**** DATA TO PROCESS ****
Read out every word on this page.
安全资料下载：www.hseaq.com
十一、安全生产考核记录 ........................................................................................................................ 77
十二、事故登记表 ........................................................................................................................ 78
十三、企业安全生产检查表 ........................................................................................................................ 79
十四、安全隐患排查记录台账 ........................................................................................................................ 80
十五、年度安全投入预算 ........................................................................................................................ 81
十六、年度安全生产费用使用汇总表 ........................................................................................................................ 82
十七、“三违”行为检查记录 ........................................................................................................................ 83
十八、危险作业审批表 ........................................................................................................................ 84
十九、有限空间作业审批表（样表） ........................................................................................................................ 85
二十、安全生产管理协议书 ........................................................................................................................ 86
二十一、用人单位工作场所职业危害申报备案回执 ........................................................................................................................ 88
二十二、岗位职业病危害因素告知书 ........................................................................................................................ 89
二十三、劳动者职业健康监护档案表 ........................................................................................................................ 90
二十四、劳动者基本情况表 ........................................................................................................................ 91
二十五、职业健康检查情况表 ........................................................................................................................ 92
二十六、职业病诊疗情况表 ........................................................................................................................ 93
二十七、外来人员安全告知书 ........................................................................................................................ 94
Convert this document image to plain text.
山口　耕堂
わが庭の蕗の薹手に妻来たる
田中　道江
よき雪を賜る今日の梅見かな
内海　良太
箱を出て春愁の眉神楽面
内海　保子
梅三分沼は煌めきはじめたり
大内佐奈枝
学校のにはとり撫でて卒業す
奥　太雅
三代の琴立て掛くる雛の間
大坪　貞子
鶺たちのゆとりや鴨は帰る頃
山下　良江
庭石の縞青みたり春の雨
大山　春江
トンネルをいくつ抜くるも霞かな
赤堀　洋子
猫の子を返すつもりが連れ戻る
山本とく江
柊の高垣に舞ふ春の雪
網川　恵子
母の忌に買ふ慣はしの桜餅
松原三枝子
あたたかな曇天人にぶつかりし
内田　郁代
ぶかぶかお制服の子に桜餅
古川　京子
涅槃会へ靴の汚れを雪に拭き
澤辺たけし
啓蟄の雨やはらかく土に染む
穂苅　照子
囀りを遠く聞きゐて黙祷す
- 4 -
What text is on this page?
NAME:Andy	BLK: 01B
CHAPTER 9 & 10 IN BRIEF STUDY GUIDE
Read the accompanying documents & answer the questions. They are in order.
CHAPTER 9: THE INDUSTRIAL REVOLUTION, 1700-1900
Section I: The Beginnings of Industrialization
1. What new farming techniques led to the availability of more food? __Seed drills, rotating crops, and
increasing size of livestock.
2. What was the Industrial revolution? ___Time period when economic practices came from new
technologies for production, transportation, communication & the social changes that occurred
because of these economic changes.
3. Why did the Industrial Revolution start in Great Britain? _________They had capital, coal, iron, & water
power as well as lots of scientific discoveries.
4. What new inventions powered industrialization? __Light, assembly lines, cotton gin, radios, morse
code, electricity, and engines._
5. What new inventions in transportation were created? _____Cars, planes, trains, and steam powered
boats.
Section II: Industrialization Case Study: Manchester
****
### EXERCISE DIRECTIONS
Track down every line holding the string "Read" and copy it.

### RESULT OF THE EXERCISE
Read out every word on this page.
Read the accompanying documents & answer the questions. They are in order.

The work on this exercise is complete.